_What the exercise asks_. Every entry must be given again exactly.

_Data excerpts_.
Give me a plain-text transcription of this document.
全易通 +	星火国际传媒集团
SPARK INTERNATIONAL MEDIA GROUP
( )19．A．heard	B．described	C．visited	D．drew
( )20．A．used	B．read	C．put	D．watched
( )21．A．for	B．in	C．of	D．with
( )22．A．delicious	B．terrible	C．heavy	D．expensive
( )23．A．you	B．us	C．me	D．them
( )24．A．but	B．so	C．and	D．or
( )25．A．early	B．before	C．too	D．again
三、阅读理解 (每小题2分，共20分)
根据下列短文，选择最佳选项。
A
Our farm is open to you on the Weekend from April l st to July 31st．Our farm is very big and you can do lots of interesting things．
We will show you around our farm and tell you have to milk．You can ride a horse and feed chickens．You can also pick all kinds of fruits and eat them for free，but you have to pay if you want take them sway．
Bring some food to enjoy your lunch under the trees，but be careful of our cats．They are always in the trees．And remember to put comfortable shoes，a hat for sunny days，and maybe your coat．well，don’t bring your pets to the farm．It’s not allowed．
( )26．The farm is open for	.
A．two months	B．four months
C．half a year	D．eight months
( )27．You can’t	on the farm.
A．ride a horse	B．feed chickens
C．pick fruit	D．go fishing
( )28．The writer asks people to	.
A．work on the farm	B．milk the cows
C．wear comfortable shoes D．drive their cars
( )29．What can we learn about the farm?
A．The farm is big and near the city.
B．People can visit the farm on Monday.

_Correct answer_.
Give me a plain-text transcription of this document.
全易通 +	星火国际传媒集团
SPARK INTERNATIONAL MEDIA GROUP
( )19．A．heard	B．described	C．visited	D．drew
( )20．A．used	B．read	C．put	D．watched
( )21．A．for	B．in	C．of	D．with
( )22．A．delicious	B．terrible	C．heavy	D．expensive
( )23．A．you	B．us	C．me	D．them
( )24．A．but	B．so	C．and	D．or
( )25．A．early	B．before	C．too	D．again
三、阅读理解 (每小题2分，共20分)
根据下列短文，选择最佳选项。
A
Our farm is open to you on the Weekend from April l st to July 31st．Our farm is very big and you can do lots of interesting things．
We will show you around our farm and tell you have to milk．You can ride a horse and feed chickens．You can also pick all kinds of fruits and eat them for free，but you have to pay if you want take them sway．
Bring some food to enjoy your lunch under the trees，but be careful of our cats．They are always in the trees．And remember to put comfortable shoes，a hat for sunny days，and maybe your coat．well，don’t bring your pets to the farm．It’s not allowed．
( )26．The farm is open for	.
A．two months	B．four months
C．half a year	D．eight months
( )27．You can’t	on the farm.
A．ride a horse	B．feed chickens
C．pick fruit	D．go fishing
( )28．The writer asks people to	.
A．work on the farm	B．milk the cows
C．wear comfortable shoes D．drive their cars
( )29．What can we learn about the farm?
A．The farm is big and near the city.
B．People can visit the farm on Monday.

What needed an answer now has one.